> [TASK TO CARRY OUT]
Give again the lines from the line with "Convert this document image to plain text." to the last line of the records, exactly and in full. Do not carry over any pictures.

> [THE INPUT]
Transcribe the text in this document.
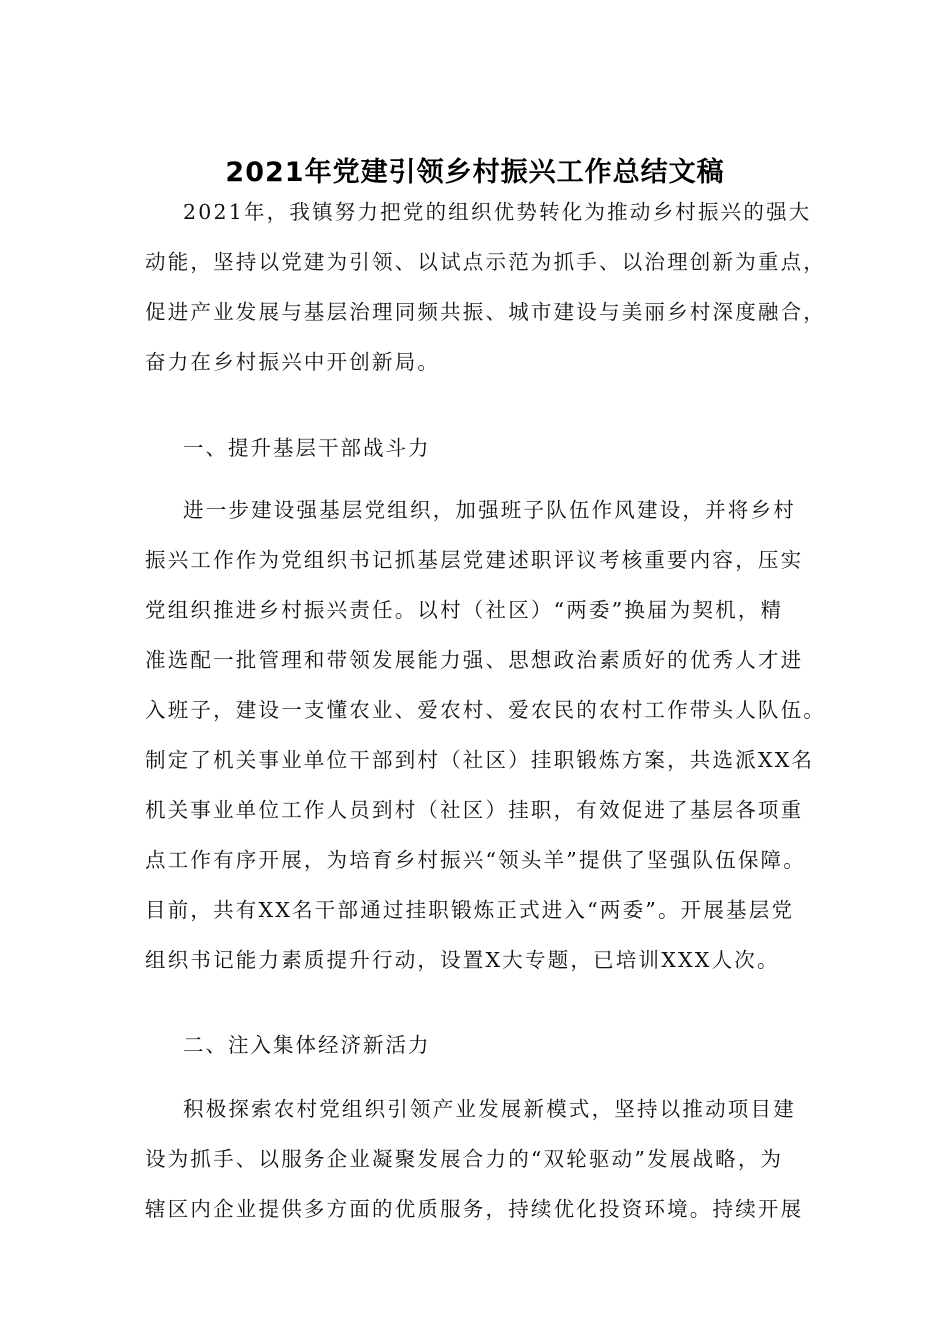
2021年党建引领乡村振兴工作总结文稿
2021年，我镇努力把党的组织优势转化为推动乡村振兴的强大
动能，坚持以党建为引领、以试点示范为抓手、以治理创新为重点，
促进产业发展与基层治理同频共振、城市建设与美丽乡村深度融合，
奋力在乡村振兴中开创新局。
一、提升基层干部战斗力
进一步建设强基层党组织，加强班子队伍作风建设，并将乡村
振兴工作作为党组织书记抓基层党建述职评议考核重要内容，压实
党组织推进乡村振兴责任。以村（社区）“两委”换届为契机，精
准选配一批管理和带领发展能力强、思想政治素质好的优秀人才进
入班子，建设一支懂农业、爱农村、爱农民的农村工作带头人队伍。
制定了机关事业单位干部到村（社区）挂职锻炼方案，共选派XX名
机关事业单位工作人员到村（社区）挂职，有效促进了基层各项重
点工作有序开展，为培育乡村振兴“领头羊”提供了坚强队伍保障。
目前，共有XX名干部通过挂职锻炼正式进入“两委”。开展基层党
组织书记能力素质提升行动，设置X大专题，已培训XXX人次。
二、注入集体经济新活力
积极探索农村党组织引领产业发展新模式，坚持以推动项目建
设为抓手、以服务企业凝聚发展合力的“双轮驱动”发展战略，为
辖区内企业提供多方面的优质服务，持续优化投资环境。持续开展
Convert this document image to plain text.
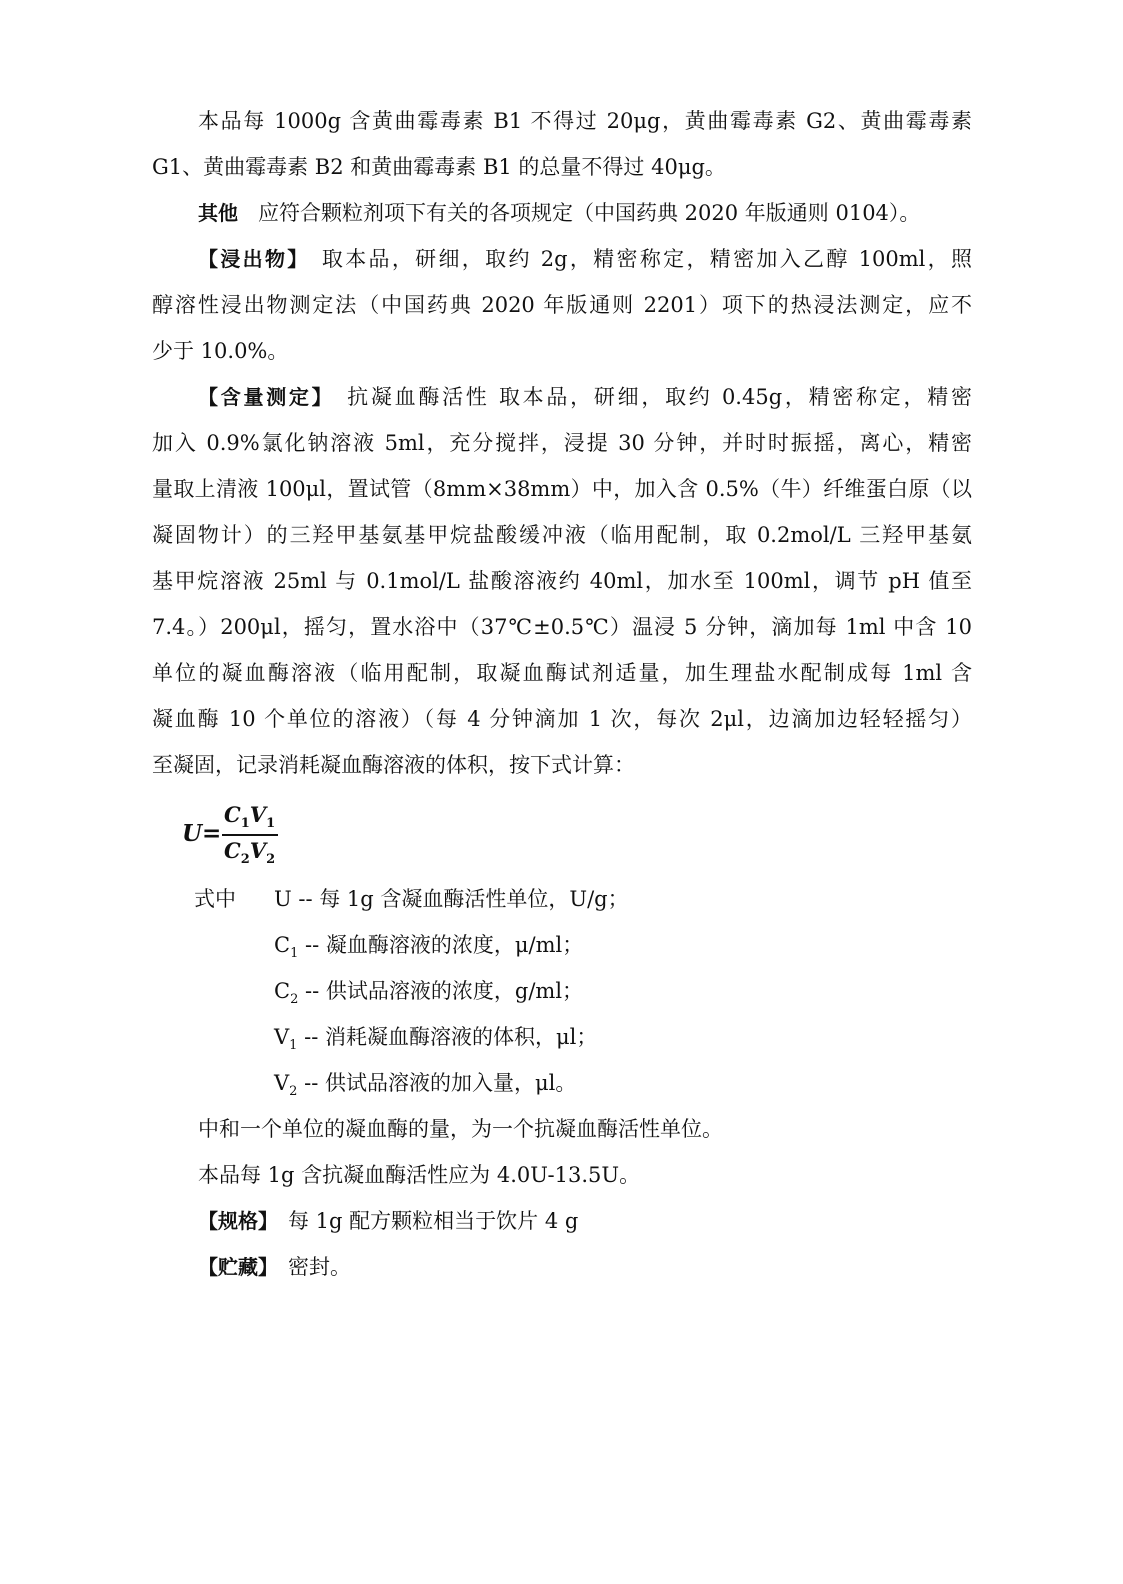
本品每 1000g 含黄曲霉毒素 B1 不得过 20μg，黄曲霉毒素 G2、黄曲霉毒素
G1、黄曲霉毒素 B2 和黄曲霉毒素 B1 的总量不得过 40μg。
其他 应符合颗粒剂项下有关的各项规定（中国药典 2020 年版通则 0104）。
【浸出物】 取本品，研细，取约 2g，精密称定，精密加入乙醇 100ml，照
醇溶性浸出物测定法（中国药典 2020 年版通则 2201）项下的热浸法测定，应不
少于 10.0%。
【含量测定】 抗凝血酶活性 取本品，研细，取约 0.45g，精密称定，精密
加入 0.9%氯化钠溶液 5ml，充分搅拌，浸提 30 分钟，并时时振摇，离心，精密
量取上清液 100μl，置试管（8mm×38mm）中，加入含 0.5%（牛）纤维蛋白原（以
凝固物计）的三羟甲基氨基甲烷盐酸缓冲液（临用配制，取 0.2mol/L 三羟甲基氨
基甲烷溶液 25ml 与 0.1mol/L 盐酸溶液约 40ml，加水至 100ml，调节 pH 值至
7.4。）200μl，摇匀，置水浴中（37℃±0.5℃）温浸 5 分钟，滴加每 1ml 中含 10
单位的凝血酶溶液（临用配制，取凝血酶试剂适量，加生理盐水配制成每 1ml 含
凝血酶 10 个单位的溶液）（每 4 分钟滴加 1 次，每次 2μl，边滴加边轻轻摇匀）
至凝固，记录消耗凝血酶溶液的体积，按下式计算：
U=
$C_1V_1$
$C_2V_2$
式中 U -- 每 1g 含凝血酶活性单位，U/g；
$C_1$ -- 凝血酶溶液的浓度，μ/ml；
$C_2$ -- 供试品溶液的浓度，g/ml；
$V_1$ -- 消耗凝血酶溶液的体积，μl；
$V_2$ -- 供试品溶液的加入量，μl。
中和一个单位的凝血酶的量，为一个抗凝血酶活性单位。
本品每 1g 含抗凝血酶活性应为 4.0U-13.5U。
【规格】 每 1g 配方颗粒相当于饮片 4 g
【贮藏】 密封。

> [TASK RESPONSE]
Convert this document image to plain text.
本品每 1000g 含黄曲霉毒素 B1 不得过 20μg，黄曲霉毒素 G2、黄曲霉毒素
G1、黄曲霉毒素 B2 和黄曲霉毒素 B1 的总量不得过 40μg。
其他 应符合颗粒剂项下有关的各项规定（中国药典 2020 年版通则 0104）。
【浸出物】 取本品，研细，取约 2g，精密称定，精密加入乙醇 100ml，照
醇溶性浸出物测定法（中国药典 2020 年版通则 2201）项下的热浸法测定，应不
少于 10.0%。
【含量测定】 抗凝血酶活性 取本品，研细，取约 0.45g，精密称定，精密
加入 0.9%氯化钠溶液 5ml，充分搅拌，浸提 30 分钟，并时时振摇，离心，精密
量取上清液 100μl，置试管（8mm×38mm）中，加入含 0.5%（牛）纤维蛋白原（以
凝固物计）的三羟甲基氨基甲烷盐酸缓冲液（临用配制，取 0.2mol/L 三羟甲基氨
基甲烷溶液 25ml 与 0.1mol/L 盐酸溶液约 40ml，加水至 100ml，调节 pH 值至
7.4。）200μl，摇匀，置水浴中（37℃±0.5℃）温浸 5 分钟，滴加每 1ml 中含 10
单位的凝血酶溶液（临用配制，取凝血酶试剂适量，加生理盐水配制成每 1ml 含
凝血酶 10 个单位的溶液）（每 4 分钟滴加 1 次，每次 2μl，边滴加边轻轻摇匀）
至凝固，记录消耗凝血酶溶液的体积，按下式计算：
U=
$C_1V_1$
$C_2V_2$
式中 U -- 每 1g 含凝血酶活性单位，U/g；
$C_1$ -- 凝血酶溶液的浓度，μ/ml；
$C_2$ -- 供试品溶液的浓度，g/ml；
$V_1$ -- 消耗凝血酶溶液的体积，μl；
$V_2$ -- 供试品溶液的加入量，μl。
中和一个单位的凝血酶的量，为一个抗凝血酶活性单位。
本品每 1g 含抗凝血酶活性应为 4.0U-13.5U。
【规格】 每 1g 配方颗粒相当于饮片 4 g
【贮藏】 密封。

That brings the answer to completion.